>>>
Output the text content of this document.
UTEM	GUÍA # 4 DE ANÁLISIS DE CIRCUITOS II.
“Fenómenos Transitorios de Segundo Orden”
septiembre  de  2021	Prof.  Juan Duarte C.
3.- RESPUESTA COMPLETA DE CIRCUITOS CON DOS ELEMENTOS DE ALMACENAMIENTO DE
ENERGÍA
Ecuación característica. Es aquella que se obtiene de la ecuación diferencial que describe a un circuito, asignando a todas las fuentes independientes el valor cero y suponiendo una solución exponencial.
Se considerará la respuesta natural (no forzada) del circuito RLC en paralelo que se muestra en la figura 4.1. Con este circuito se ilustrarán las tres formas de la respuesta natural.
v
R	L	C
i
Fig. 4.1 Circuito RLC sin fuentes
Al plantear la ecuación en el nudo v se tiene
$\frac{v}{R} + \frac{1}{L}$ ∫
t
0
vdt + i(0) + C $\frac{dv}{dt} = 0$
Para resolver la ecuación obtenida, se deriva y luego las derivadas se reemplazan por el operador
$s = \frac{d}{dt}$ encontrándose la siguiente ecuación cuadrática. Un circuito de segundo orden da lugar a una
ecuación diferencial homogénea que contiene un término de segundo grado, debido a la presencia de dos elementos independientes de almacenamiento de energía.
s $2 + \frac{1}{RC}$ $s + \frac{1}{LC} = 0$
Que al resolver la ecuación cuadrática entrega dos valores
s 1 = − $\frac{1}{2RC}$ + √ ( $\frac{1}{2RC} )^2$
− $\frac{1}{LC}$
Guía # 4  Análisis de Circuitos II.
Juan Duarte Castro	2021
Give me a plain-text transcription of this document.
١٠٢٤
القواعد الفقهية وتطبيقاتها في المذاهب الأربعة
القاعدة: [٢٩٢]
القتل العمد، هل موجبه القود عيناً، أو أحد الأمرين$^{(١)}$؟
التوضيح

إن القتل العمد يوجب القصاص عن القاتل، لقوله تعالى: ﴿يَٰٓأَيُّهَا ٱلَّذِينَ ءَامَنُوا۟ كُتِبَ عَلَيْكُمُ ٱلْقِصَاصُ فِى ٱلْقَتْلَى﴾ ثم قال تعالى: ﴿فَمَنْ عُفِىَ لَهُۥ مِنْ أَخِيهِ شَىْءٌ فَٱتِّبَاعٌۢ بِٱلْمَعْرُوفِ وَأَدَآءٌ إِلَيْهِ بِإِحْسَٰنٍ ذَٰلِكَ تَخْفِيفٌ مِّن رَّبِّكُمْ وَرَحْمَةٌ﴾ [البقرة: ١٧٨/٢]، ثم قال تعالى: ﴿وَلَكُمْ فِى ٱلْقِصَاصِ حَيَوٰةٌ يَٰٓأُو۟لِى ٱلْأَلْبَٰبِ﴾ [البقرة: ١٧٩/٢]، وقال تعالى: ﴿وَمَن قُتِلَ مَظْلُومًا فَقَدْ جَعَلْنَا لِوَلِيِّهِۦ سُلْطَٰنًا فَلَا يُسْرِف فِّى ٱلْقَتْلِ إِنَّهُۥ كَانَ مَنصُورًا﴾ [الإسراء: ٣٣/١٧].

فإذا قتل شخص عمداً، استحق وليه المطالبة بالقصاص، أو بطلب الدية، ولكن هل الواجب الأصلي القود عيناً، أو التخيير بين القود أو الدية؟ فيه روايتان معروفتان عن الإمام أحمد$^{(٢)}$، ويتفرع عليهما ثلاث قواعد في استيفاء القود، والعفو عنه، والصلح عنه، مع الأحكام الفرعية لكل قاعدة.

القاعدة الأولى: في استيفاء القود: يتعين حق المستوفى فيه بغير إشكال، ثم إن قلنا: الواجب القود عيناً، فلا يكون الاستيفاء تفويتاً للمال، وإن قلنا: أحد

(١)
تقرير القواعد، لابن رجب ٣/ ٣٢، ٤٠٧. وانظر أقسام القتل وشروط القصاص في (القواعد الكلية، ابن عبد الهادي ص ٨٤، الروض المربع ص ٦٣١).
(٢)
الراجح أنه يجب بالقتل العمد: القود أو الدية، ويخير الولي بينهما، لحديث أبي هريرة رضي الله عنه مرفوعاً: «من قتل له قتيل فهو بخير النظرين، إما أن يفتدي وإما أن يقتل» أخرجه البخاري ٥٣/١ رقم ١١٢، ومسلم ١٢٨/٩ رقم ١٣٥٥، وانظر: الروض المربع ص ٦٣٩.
<<<
_Work to complete:_ Report how many lines of the records above contain the word "الروض", and give only that number.

_Exercise answer:_ 2